PROVIDED ENTRIES
+++

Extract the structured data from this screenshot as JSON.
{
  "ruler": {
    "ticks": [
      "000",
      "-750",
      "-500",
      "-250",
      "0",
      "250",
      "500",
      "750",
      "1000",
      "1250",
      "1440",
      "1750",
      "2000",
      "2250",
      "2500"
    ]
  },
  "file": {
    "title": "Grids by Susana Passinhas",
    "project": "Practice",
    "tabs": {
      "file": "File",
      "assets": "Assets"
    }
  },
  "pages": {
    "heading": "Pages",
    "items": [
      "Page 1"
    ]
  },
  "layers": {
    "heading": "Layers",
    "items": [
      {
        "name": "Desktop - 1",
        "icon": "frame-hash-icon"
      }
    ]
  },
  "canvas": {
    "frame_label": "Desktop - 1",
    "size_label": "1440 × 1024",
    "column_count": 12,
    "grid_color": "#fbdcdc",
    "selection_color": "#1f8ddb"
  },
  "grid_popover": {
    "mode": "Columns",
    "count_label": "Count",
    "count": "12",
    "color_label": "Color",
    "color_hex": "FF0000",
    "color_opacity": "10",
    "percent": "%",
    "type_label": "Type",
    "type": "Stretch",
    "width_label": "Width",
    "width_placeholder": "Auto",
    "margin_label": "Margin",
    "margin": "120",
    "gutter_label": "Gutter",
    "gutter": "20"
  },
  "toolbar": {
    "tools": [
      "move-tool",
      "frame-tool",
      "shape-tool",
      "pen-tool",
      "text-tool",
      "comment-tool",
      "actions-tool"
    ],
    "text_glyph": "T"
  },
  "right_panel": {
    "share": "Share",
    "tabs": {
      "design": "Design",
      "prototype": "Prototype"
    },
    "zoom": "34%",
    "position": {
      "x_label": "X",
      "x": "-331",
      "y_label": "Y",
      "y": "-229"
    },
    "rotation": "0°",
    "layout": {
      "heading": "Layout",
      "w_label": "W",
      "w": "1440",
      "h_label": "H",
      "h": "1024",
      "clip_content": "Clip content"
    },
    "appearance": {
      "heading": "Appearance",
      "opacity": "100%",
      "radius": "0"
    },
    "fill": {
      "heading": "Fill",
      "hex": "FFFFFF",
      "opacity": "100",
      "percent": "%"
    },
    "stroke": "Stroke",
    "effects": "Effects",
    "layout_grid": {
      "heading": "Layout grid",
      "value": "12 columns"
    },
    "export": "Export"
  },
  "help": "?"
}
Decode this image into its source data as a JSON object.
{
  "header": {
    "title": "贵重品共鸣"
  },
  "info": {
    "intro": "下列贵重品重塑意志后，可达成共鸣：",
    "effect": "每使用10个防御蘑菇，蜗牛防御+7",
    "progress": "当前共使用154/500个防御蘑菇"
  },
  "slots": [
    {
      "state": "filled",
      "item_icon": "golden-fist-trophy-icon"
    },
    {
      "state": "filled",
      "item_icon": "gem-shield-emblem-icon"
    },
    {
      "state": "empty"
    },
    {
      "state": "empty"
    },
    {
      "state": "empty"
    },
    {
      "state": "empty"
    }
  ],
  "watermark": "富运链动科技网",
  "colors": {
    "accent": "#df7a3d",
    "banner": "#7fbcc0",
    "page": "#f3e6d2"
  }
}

+++

EXERCISE DETAILS
Retype, exactly and only, the lines running from the one with "Decode this image" through the final line of the listing above.

WORKED SOLUTION
Decode this image into its source data as a JSON object.
{
  "header": {
    "title": "贵重品共鸣"
  },
  "info": {
    "intro": "下列贵重品重塑意志后，可达成共鸣：",
    "effect": "每使用10个防御蘑菇，蜗牛防御+7",
    "progress": "当前共使用154/500个防御蘑菇"
  },
  "slots": [
    {
      "state": "filled",
      "item_icon": "golden-fist-trophy-icon"
    },
    {
      "state": "filled",
      "item_icon": "gem-shield-emblem-icon"
    },
    {
      "state": "empty"
    },
    {
      "state": "empty"
    },
    {
      "state": "empty"
    },
    {
      "state": "empty"
    }
  ],
  "watermark": "富运链动科技网",
  "colors": {
    "accent": "#df7a3d",
    "banner": "#7fbcc0",
    "page": "#f3e6d2"
  }
}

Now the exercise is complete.